-- Begin Information given --

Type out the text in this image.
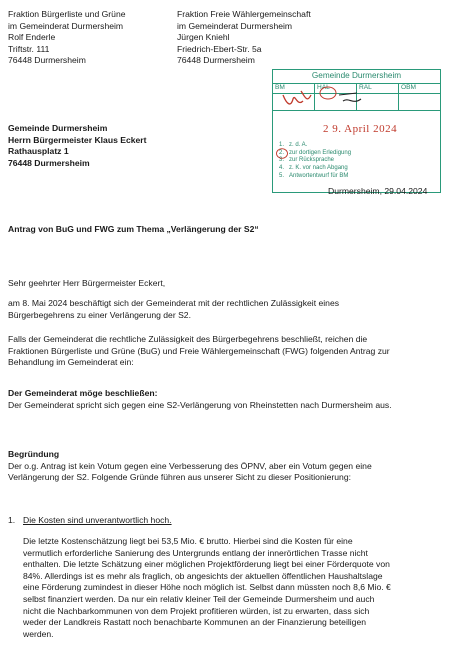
Fraktion Bürgerliste und Grüne
im Gemeinderat Durmersheim
Rolf Enderle
Triftstr. 111
76448 Durmersheim
Fraktion Freie Wählergemeinschaft
im Gemeinderat Durmersheim
Jürgen Kniehl
Friedrich-Ebert-Str. 5a
76448 Durmersheim
Gemeinde Durmersheim
BM	HAL	RAL	OBM
2 9. April 2024
1. z. d. A.
2. zur dortigen Erledigung
3. zur Rücksprache
4. z. K. vor nach Abgang
5. Antwortentwurf für BM
Gemeinde Durmersheim
Herrn Bürgermeister Klaus Eckert
Rathausplatz 1
76448 Durmersheim
Durmersheim, 29.04.2024
Antrag von BuG und FWG zum Thema „Verlängerung der S2“
Sehr geehrter Herr Bürgermeister Eckert,
am 8. Mai 2024 beschäftigt sich der Gemeinderat mit der rechtlichen Zulässigkeit eines
Bürgerbegehrens zu einer Verlängerung der S2.
Falls der Gemeinderat die rechtliche Zulässigkeit des Bürgerbegehrens beschließt, reichen die
Fraktionen Bürgerliste und Grüne (BuG) und Freie Wählergemeinschaft (FWG) folgenden Antrag zur
Behandlung im Gemeinderat ein:
Der Gemeinderat möge beschließen:
Der Gemeinderat spricht sich gegen eine S2-Verlängerung von Rheinstetten nach Durmersheim aus.
Begründung
Der o.g. Antrag ist kein Votum gegen eine Verbesserung des ÖPNV, aber ein Votum gegen eine
Verlängerung der S2. Folgende Gründe führen aus unserer Sicht zu dieser Positionierung:
1. Die Kosten sind unverantwortlich hoch.
Die letzte Kostenschätzung liegt bei 53,5 Mio. € brutto. Hierbei sind die Kosten für eine
vermutlich erforderliche Sanierung des Untergrunds entlang der innerörtlichen Trasse nicht
enthalten. Die letzte Schätzung einer möglichen Projektförderung liegt bei einer Förderquote von
84%. Allerdings ist es mehr als fraglich, ob angesichts der aktuellen öffentlichen Haushaltslage
eine Förderung zumindest in dieser Höhe noch möglich ist. Selbst dann müssten noch 8,6 Mio. €
selbst finanziert werden. Da nur ein relativ kleiner Teil der Gemeinde Durmersheim und auch
nicht die Nachbarkommunen von dem Projekt profitieren würden, ist zu erwarten, dass sich
weder der Landkreis Rastatt noch benachbarte Kommunen an der Finanzierung beteiligen
werden.
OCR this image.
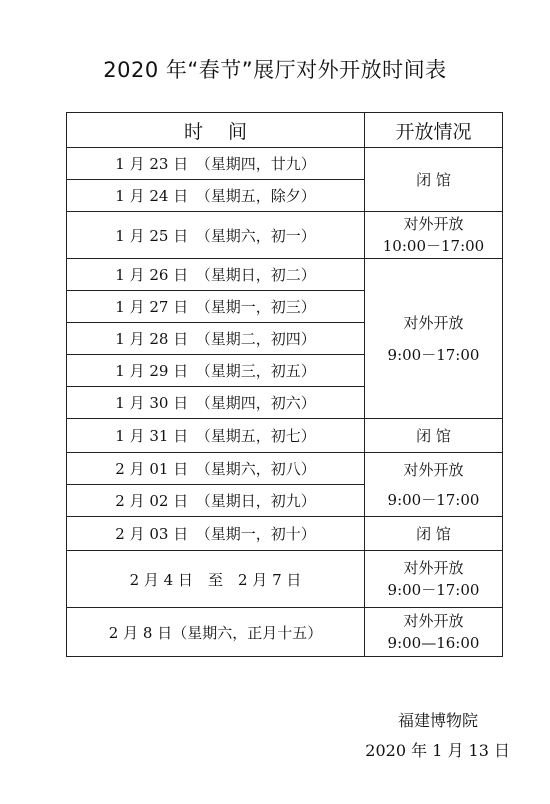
2020 年“春节”展厅对外开放时间表
时　 间	开放情况
1 月 23 日　（星期四，廿九）	闭 馆
1 月 24 日　（星期五，除夕）	
1 月 25 日　（星期六，初一）	对外开放
10:00－17:00
1 月 26 日　（星期日，初二）	对外开放
9:00－17:00
1 月 27 日　（星期一，初三）	
1 月 28 日　（星期二，初四）	
1 月 29 日　（星期三，初五）	
1 月 30 日　（星期四，初六）	
1 月 31 日　（星期五，初七）	闭 馆
2 月 01 日　（星期六，初八）	对外开放
9:00－17:00
2 月 02 日　（星期日，初九）	
2 月 03 日　（星期一，初十）	闭 馆
2 月 4 日　至　2 月 7 日	对外开放
9:00－17:00
2 月 8 日（星期六，正月十五）	对外开放
9:00—16:00
福建博物院
2020 年 1 月 13 日
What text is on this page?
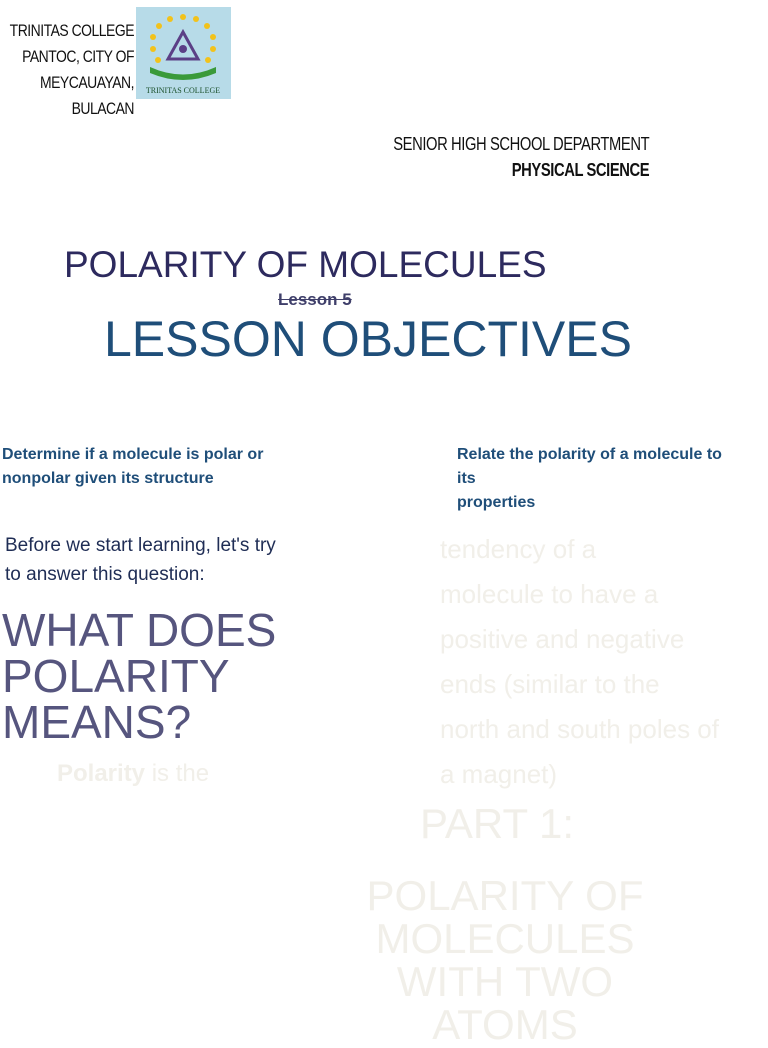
TRINITAS COLLEGE
PANTOC, CITY OF
MEYCAUAYAN,
BULACAN
TRINITAS COLLEGE
SENIOR HIGH SCHOOL DEPARTMENT
PHYSICAL SCIENCE
POLARITY OF MOLECULES
Lesson 5
LESSON OBJECTIVES
Determine if a molecule is polar or
nonpolar given its structure
Relate the polarity of a molecule to
its
properties
Before we start learning, let's try
to answer this question:
WHAT DOES
POLARITY
MEANS?
Polarity is the
tendency of a
molecule to have a
positive and negative
ends (similar to the
north and south poles of
a magnet)
PART 1:
POLARITY OF
MOLECULES
WITH TWO
ATOMS
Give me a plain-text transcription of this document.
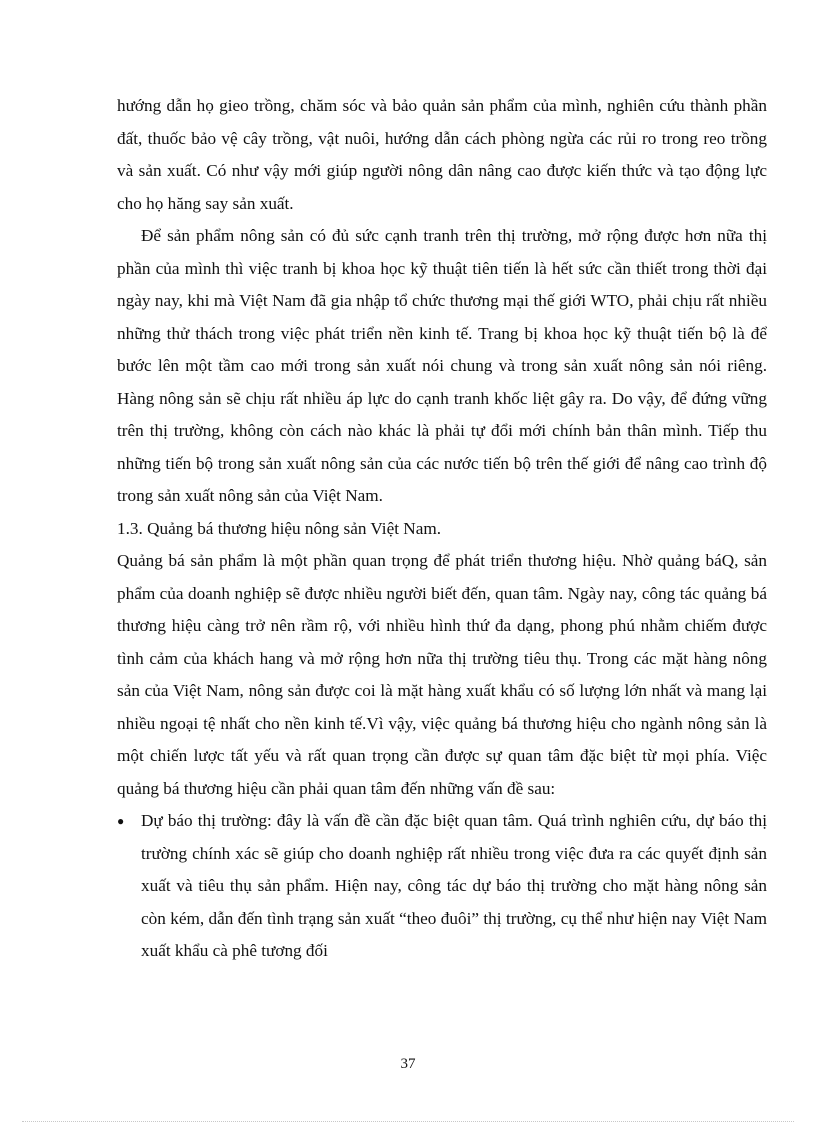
hướng dẫn họ gieo trồng, chăm sóc và bảo quản sản phẩm của mình, nghiên cứu thành phần đất, thuốc bảo vệ cây trồng, vật nuôi, hướng dẫn cách phòng ngừa các rủi ro trong reo trồng và sản xuất. Có như vậy mới giúp người nông dân nâng cao được kiến thức và tạo động lực cho họ hăng say sản xuất.

Để sản phẩm nông sản có đủ sức cạnh tranh trên thị trường, mở rộng được hơn nữa thị phần của mình thì việc tranh bị khoa học kỹ thuật tiên tiến là hết sức cần thiết trong thời đại ngày nay, khi mà Việt Nam đã gia nhập tổ chức thương mại thế giới WTO, phải chịu rất nhiều những thử thách trong việc phát triển nền kinh tế. Trang bị khoa học kỹ thuật tiến bộ là để bước lên một tầm cao mới trong sản xuất nói chung và trong sản xuất nông sản nói riêng. Hàng nông sản sẽ chịu rất nhiều áp lực do cạnh tranh khốc liệt gây ra. Do vậy, để đứng vững trên thị trường, không còn cách nào khác là phải tự đổi mới chính bản thân mình. Tiếp thu những tiến bộ trong sản xuất nông sản của các nước tiến bộ trên thế giới để nâng cao trình độ trong sản xuất nông sản của Việt Nam.

1.3. Quảng bá thương hiệu nông sản Việt Nam.

Quảng bá sản phẩm là một phần quan trọng để phát triển thương hiệu. Nhờ quảng báQ, sản phẩm của doanh nghiệp sẽ được nhiều người biết đến, quan tâm. Ngày nay, công tác quảng bá thương hiệu càng trở nên rầm rộ, với nhiều hình thứ đa dạng, phong phú nhằm chiếm được tình cảm của khách hang và mở rộng hơn nữa thị trường tiêu thụ. Trong các mặt hàng nông sản của Việt Nam, nông sản được coi là mặt hàng xuất khẩu có số lượng lớn nhất và mang lại nhiều ngoại tệ nhất cho nền kinh tế.Vì vậy, việc quảng bá thương hiệu cho ngành nông sản là một chiến lược tất yếu và rất quan trọng cần được sự quan tâm đặc biệt từ mọi phía. Việc quảng bá thương hiệu cần phải quan tâm đến những vấn đề sau:

● Dự báo thị trường: đây là vấn đề cần đặc biệt quan tâm. Quá trình nghiên cứu, dự báo thị trường chính xác sẽ giúp cho doanh nghiệp rất nhiều trong việc đưa ra các quyết định sản xuất và tiêu thụ sản phẩm. Hiện nay, công tác dự báo thị trường cho mặt hàng nông sản còn kém, dẫn đến tình trạng sản xuất “theo đuôi” thị trường, cụ thể như hiện nay Việt Nam xuất khẩu cà phê tương đối
37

-- End Information given --

#### Problem statement:
Omit the pictures, then output the rest of the listing exactly.

#### Task solution:
Type out the text in this image.
Fraktion Bürgerliste und Grüne
im Gemeinderat Durmersheim
Rolf Enderle
Triftstr. 111
76448 Durmersheim
Fraktion Freie Wählergemeinschaft
im Gemeinderat Durmersheim
Jürgen Kniehl
Friedrich-Ebert-Str. 5a
76448 Durmersheim
Gemeinde Durmersheim
BM	HAL	RAL	OBM
2 9. April 2024
1. z. d. A.
2. zur dortigen Erledigung
3. zur Rücksprache
4. z. K. vor nach Abgang
5. Antwortentwurf für BM
Gemeinde Durmersheim
Herrn Bürgermeister Klaus Eckert
Rathausplatz 1
76448 Durmersheim
Durmersheim, 29.04.2024
Antrag von BuG und FWG zum Thema „Verlängerung der S2“
Sehr geehrter Herr Bürgermeister Eckert,
am 8. Mai 2024 beschäftigt sich der Gemeinderat mit der rechtlichen Zulässigkeit eines
Bürgerbegehrens zu einer Verlängerung der S2.
Falls der Gemeinderat die rechtliche Zulässigkeit des Bürgerbegehrens beschließt, reichen die
Fraktionen Bürgerliste und Grüne (BuG) und Freie Wählergemeinschaft (FWG) folgenden Antrag zur
Behandlung im Gemeinderat ein:
Der Gemeinderat möge beschließen:
Der Gemeinderat spricht sich gegen eine S2-Verlängerung von Rheinstetten nach Durmersheim aus.
Begründung
Der o.g. Antrag ist kein Votum gegen eine Verbesserung des ÖPNV, aber ein Votum gegen eine
Verlängerung der S2. Folgende Gründe führen aus unserer Sicht zu dieser Positionierung:
1. Die Kosten sind unverantwortlich hoch.
Die letzte Kostenschätzung liegt bei 53,5 Mio. € brutto. Hierbei sind die Kosten für eine
vermutlich erforderliche Sanierung des Untergrunds entlang der innerörtlichen Trasse nicht
enthalten. Die letzte Schätzung einer möglichen Projektförderung liegt bei einer Förderquote von
84%. Allerdings ist es mehr als fraglich, ob angesichts der aktuellen öffentlichen Haushaltslage
eine Förderung zumindest in dieser Höhe noch möglich ist. Selbst dann müssten noch 8,6 Mio. €
selbst finanziert werden. Da nur ein relativ kleiner Teil der Gemeinde Durmersheim und auch
nicht die Nachbarkommunen von dem Projekt profitieren würden, ist zu erwarten, dass sich
weder der Landkreis Rastatt noch benachbarte Kommunen an der Finanzierung beteiligen
werden.
OCR this image.
2020 年“春节”展厅对外开放时间表
时　 间	开放情况
1 月 23 日　（星期四，廿九）	闭 馆
1 月 24 日　（星期五，除夕）	
1 月 25 日　（星期六，初一）	对外开放
10:00－17:00
1 月 26 日　（星期日，初二）	对外开放
9:00－17:00
1 月 27 日　（星期一，初三）	
1 月 28 日　（星期二，初四）	
1 月 29 日　（星期三，初五）	
1 月 30 日　（星期四，初六）	
1 月 31 日　（星期五，初七）	闭 馆
2 月 01 日　（星期六，初八）	对外开放
9:00－17:00
2 月 02 日　（星期日，初九）	
2 月 03 日　（星期一，初十）	闭 馆
2 月 4 日　至　2 月 7 日	对外开放
9:00－17:00
2 月 8 日（星期六，正月十五）	对外开放
9:00—16:00
福建博物院
2020 年 1 月 13 日
What text is on this page?
TRINITAS COLLEGE
PANTOC, CITY OF
MEYCAUAYAN,
BULACAN
TRINITAS COLLEGE
SENIOR HIGH SCHOOL DEPARTMENT
PHYSICAL SCIENCE
POLARITY OF MOLECULES
Lesson 5
LESSON OBJECTIVES
Determine if a molecule is polar or
nonpolar given its structure
Relate the polarity of a molecule to
its
properties
Before we start learning, let's try
to answer this question:
WHAT DOES
POLARITY
MEANS?
Polarity is the
tendency of a
molecule to have a
positive and negative
ends (similar to the
north and south poles of
a magnet)
PART 1:
POLARITY OF
MOLECULES
WITH TWO
ATOMS
Give me a plain-text transcription of this document.
hướng dẫn họ gieo trồng, chăm sóc và bảo quản sản phẩm của mình, nghiên cứu thành phần đất, thuốc bảo vệ cây trồng, vật nuôi, hướng dẫn cách phòng ngừa các rủi ro trong reo trồng và sản xuất. Có như vậy mới giúp người nông dân nâng cao được kiến thức và tạo động lực cho họ hăng say sản xuất.

Để sản phẩm nông sản có đủ sức cạnh tranh trên thị trường, mở rộng được hơn nữa thị phần của mình thì việc tranh bị khoa học kỹ thuật tiên tiến là hết sức cần thiết trong thời đại ngày nay, khi mà Việt Nam đã gia nhập tổ chức thương mại thế giới WTO, phải chịu rất nhiều những thử thách trong việc phát triển nền kinh tế. Trang bị khoa học kỹ thuật tiến bộ là để bước lên một tầm cao mới trong sản xuất nói chung và trong sản xuất nông sản nói riêng. Hàng nông sản sẽ chịu rất nhiều áp lực do cạnh tranh khốc liệt gây ra. Do vậy, để đứng vững trên thị trường, không còn cách nào khác là phải tự đổi mới chính bản thân mình. Tiếp thu những tiến bộ trong sản xuất nông sản của các nước tiến bộ trên thế giới để nâng cao trình độ trong sản xuất nông sản của Việt Nam.

1.3. Quảng bá thương hiệu nông sản Việt Nam.

Quảng bá sản phẩm là một phần quan trọng để phát triển thương hiệu. Nhờ quảng báQ, sản phẩm của doanh nghiệp sẽ được nhiều người biết đến, quan tâm. Ngày nay, công tác quảng bá thương hiệu càng trở nên rầm rộ, với nhiều hình thứ đa dạng, phong phú nhằm chiếm được tình cảm của khách hang và mở rộng hơn nữa thị trường tiêu thụ. Trong các mặt hàng nông sản của Việt Nam, nông sản được coi là mặt hàng xuất khẩu có số lượng lớn nhất và mang lại nhiều ngoại tệ nhất cho nền kinh tế.Vì vậy, việc quảng bá thương hiệu cho ngành nông sản là một chiến lược tất yếu và rất quan trọng cần được sự quan tâm đặc biệt từ mọi phía. Việc quảng bá thương hiệu cần phải quan tâm đến những vấn đề sau:

● Dự báo thị trường: đây là vấn đề cần đặc biệt quan tâm. Quá trình nghiên cứu, dự báo thị trường chính xác sẽ giúp cho doanh nghiệp rất nhiều trong việc đưa ra các quyết định sản xuất và tiêu thụ sản phẩm. Hiện nay, công tác dự báo thị trường cho mặt hàng nông sản còn kém, dẫn đến tình trạng sản xuất “theo đuôi” thị trường, cụ thể như hiện nay Việt Nam xuất khẩu cà phê tương đối
37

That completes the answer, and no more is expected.